What the task requires:
Copy whichever lines contain the string "right".

[A run of records]
— Start —

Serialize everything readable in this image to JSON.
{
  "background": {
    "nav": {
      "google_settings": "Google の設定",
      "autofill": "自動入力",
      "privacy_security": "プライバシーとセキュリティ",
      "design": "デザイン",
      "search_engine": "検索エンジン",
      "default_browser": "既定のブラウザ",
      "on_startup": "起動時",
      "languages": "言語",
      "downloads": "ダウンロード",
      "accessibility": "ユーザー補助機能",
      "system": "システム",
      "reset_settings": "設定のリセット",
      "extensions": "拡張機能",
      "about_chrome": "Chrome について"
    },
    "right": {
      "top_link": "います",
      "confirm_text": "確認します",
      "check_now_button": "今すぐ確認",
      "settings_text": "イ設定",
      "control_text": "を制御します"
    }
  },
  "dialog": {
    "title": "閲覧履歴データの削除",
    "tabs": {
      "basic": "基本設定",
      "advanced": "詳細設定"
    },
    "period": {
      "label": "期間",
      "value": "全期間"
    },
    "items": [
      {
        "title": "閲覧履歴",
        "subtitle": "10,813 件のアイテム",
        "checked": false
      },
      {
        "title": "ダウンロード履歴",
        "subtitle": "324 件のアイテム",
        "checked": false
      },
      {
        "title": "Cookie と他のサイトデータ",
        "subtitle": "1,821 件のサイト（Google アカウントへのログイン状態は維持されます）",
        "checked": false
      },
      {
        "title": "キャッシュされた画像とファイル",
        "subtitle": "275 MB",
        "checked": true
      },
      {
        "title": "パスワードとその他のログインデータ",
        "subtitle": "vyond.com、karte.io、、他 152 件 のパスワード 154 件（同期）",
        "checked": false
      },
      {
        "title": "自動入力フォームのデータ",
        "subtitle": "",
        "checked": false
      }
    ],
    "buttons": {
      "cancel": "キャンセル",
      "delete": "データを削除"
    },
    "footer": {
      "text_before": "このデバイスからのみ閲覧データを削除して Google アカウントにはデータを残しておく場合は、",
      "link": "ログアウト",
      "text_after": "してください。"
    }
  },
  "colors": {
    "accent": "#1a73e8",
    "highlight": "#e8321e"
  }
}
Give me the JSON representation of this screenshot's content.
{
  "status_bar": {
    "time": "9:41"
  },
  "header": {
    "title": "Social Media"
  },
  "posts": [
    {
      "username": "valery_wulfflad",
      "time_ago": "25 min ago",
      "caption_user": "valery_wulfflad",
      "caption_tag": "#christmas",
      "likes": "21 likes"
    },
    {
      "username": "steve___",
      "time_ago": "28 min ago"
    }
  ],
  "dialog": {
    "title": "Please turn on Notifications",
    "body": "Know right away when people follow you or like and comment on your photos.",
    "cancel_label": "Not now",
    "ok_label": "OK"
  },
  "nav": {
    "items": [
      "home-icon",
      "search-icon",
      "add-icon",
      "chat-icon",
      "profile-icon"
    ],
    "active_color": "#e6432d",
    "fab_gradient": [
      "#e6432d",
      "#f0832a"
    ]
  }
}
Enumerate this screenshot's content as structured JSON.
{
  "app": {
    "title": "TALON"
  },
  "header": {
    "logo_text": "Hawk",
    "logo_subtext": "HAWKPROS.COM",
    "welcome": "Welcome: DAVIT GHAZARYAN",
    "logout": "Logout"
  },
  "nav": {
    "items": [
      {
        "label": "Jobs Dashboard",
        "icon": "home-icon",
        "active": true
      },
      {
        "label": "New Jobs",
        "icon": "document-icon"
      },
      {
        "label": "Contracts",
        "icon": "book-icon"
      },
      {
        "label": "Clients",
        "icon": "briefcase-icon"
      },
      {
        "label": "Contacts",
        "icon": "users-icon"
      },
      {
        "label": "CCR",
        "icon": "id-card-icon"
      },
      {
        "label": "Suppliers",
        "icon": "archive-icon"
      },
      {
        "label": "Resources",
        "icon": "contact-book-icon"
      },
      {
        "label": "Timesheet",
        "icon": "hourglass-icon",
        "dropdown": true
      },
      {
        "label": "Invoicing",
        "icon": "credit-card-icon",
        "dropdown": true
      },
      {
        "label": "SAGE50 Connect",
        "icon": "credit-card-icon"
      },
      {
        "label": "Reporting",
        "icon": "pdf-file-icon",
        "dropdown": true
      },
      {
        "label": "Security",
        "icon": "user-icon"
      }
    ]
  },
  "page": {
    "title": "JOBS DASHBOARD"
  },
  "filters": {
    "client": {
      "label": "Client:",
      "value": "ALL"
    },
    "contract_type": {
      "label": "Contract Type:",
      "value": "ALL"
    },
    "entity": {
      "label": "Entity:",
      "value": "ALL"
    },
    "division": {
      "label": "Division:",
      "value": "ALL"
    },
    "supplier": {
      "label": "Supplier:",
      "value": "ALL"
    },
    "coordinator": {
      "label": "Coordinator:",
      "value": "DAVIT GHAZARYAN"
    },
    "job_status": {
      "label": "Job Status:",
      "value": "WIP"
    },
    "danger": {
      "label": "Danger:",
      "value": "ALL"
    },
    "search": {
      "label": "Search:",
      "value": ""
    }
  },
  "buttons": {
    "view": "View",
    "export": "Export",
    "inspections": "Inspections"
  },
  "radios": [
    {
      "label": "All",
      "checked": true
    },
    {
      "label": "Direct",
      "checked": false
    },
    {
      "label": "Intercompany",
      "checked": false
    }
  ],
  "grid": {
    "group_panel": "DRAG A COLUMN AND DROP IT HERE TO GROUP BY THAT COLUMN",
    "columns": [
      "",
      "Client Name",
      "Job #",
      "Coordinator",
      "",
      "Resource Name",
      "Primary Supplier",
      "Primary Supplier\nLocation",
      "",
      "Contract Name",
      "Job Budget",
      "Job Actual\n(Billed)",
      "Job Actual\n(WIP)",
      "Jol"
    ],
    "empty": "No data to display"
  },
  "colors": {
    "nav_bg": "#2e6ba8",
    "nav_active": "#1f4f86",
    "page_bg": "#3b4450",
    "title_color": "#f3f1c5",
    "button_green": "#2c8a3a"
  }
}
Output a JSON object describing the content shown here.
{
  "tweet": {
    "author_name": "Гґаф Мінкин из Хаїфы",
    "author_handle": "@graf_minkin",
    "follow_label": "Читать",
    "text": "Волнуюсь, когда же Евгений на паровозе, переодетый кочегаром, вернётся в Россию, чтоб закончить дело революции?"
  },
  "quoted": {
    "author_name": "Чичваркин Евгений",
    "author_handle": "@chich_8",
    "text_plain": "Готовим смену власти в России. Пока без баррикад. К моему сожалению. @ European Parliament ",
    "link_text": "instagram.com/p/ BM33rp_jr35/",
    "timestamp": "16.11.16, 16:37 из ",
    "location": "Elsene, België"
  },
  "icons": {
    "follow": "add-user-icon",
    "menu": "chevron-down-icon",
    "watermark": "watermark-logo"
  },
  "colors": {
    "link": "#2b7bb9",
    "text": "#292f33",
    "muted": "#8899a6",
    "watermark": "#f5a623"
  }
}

— End —

The output:
    "right": {
    "body": "Know right away when people follow you or like and comment on your photos.",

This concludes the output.